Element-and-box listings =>
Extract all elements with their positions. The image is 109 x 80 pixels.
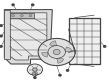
Polygon shape xyxy=(4,10,52,64)
Circle shape xyxy=(32,4,34,6)
Circle shape xyxy=(12,4,14,6)
Bar xyxy=(69,18,100,64)
Circle shape xyxy=(12,15,14,17)
Bar xyxy=(10,13,34,18)
Wedge shape xyxy=(41,52,48,57)
Circle shape xyxy=(48,46,65,58)
Circle shape xyxy=(104,46,106,47)
Circle shape xyxy=(0,46,2,47)
Polygon shape xyxy=(10,13,47,60)
Circle shape xyxy=(59,74,61,76)
Circle shape xyxy=(33,68,37,71)
Circle shape xyxy=(27,64,43,75)
Circle shape xyxy=(53,49,60,55)
Circle shape xyxy=(29,15,32,17)
Circle shape xyxy=(0,25,2,26)
Circle shape xyxy=(66,70,69,71)
Circle shape xyxy=(32,73,37,76)
Circle shape xyxy=(38,38,75,66)
Circle shape xyxy=(20,15,23,17)
Wedge shape xyxy=(57,58,64,63)
Wedge shape xyxy=(50,41,57,46)
Circle shape xyxy=(34,77,36,78)
Bar xyxy=(4,10,10,59)
Circle shape xyxy=(0,35,2,37)
Wedge shape xyxy=(65,47,72,52)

Request => Reproduce every line of the material above verbatim, omitting the pictures from your reply.

Exercise answer =>
Extract all elements with their positions. The image is 109 x 80 pixels.
Polygon shape xyxy=(4,10,52,64)
Circle shape xyxy=(32,4,34,6)
Circle shape xyxy=(12,4,14,6)
Bar xyxy=(69,18,100,64)
Circle shape xyxy=(12,15,14,17)
Bar xyxy=(10,13,34,18)
Wedge shape xyxy=(41,52,48,57)
Circle shape xyxy=(48,46,65,58)
Circle shape xyxy=(104,46,106,47)
Circle shape xyxy=(0,46,2,47)
Polygon shape xyxy=(10,13,47,60)
Circle shape xyxy=(59,74,61,76)
Circle shape xyxy=(33,68,37,71)
Circle shape xyxy=(27,64,43,75)
Circle shape xyxy=(53,49,60,55)
Circle shape xyxy=(29,15,32,17)
Circle shape xyxy=(0,25,2,26)
Circle shape xyxy=(66,70,69,71)
Circle shape xyxy=(32,73,37,76)
Circle shape xyxy=(38,38,75,66)
Circle shape xyxy=(20,15,23,17)
Wedge shape xyxy=(57,58,64,63)
Wedge shape xyxy=(50,41,57,46)
Circle shape xyxy=(34,77,36,78)
Bar xyxy=(4,10,10,59)
Circle shape xyxy=(0,35,2,37)
Wedge shape xyxy=(65,47,72,52)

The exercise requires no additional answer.